■ What is asked
**a)** In two sentences, summarize the passage on Singapore tax reliefs.
**b)** Transcribe the stretch of the passage on Singapore tax reliefs from "Donations to approved" through "Grant-making Philanthropic Organisations.".

■ Extract
════════════════

Supplementary Retirement Scheme (SRS) contributions
The SRS is a voluntary retirement savings scheme that allows individuals to enjoy tax relief for the year in which the contributions are made to their SRS account.
Participation in SRS is available to Singaporeans, Singapore permanent residents and foreigners, and is subject to different contribution ceilings. For 2009, SRS contributions are capped at $11,475 for Singaporeans and permanent residents, and $26,775 for foreigners.
Funds in the SRS account can be used for selected investments, such as fixed deposits, insurance products and unit trusts.
In general, 50 per cent of total SRS distributions will become taxable on an individual contributor's retirement for Singaporeans and permanent residents. For foreigners, this is after the minimum 10-year holding period.
However, withdrawals can be staggered over 10 years to enjoy more tax savings.
Premature distribution is normally taxable in full, with a possible 5 per cent penalty.
Central Provident Fund (CPF) top-up
Under the CPF Minimum Sum Topping-Up Scheme, you can claim tax relief for the cash top-up made to your spouse or siblings who do not have income exceeding $2,000 in the year preceding the year of top-up, or to your grandparents or parents. For the YA 2010, the maximum amount of tax relief is $7,000.
In addition, you can claim separate CPF cash top-up relief if you or your employer have made cash top-ups to your own Minimum Sum under the CPF Minimum Sum Topping-Up Scheme. The maximum amount of tax relief is $7,000.
CPF contributions for self-employed
If you are a self-employed person who has made Medisave and voluntary CPF contributions in 2009, you may claim tax relief for your CPF contribution of up to 34.5 per cent of your net trade income assessed.
This is subject to the lower of the CPF relief capped at $26,393 for YA 2010, or the actual amount contributed by you.
Donations to approved charities
You can claim tax relief for cash donations made to an approved Institution of Public Character (IPC) or Qualifying Grant-making Philanthropic Organisations.
Besides cash, donations to IPCs can take the form of Singapore-listed shares, or unit trusts that are ready for trade in Singapore, as well as land and buildings.
To encourage greater charitable acts in 2009 during the recent downturn, applicable tax deductions for YA 2010 have been enhanced to 2.5 times the amount of donations made this year (that is, calendar year 2009).
If the tax deduction for the donation is more than the income for the year, the donor is allowed to carry forward the un-utilised deductions for a maximum of five years.
Not Ordinarily Resident (NOR) Scheme
If you are a non-resident of Singapore for three consecutive years immediately preceding the year that you have become a resident of Singapore, you can apply for the NOR status for a five-year period starting with that year of residency.
As a NOR taxpayer who spends at least 90 days outside Singapore for business with an employment income of at least $160,000, you can apply for the concession of time-apportionment of employment income. This means you would not be taxed on the portion of employment income that corresponds to the number of business days spent outside Singapore.
If you qualify as a NOR taxpayer earning at least $160,000 during the calendar year, you should review your travel schedule to ascertain whether you can apply for this time-apportionment concession.

════════════════

■ Supplied material
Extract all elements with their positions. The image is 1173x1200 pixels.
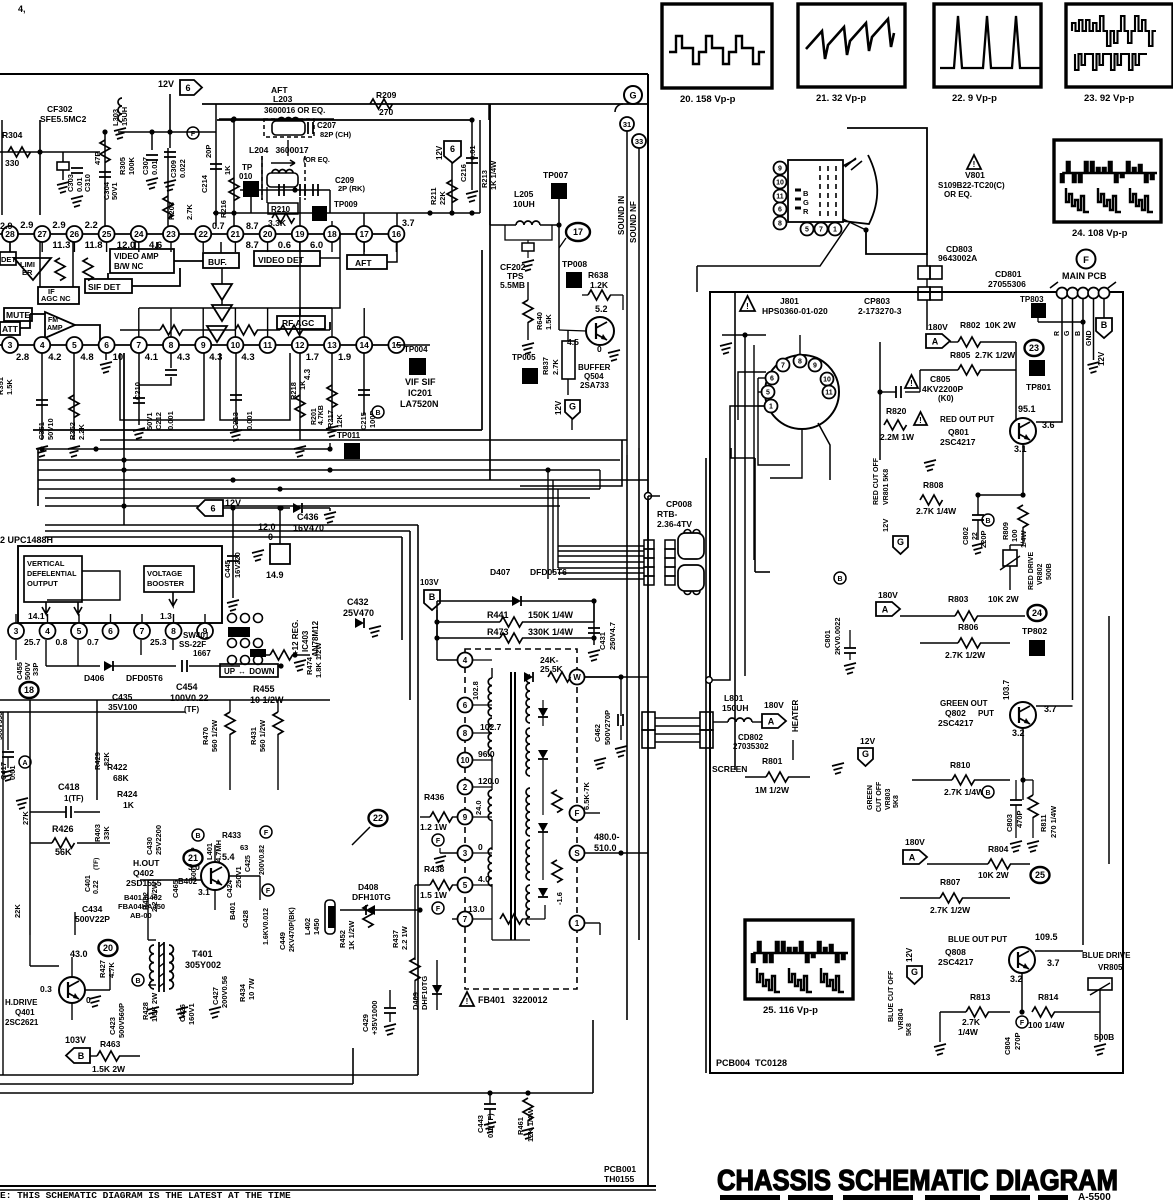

════════════════

■ Answers given
**a)** The passage describes several ways to obtain tax relief in Singapore: voluntary Supplementary Retirement Scheme contributions, CPF cash top-ups for oneself and for certain family members, and CPF contributions by self-employed persons. It also covers relief for donations to approved charities, which was enhanced to 2.5 times the amount donated in 2009, and the Not Ordinarily Resident Scheme, under which qualifying taxpayers are not taxed on the employment income corresponding to business days spent outside Singapore.

**b)**
Donations to approved charities
You can claim tax relief for cash donations made to an approved Institution of Public Character (IPC) or Qualifying Grant-making Philanthropic Organisations.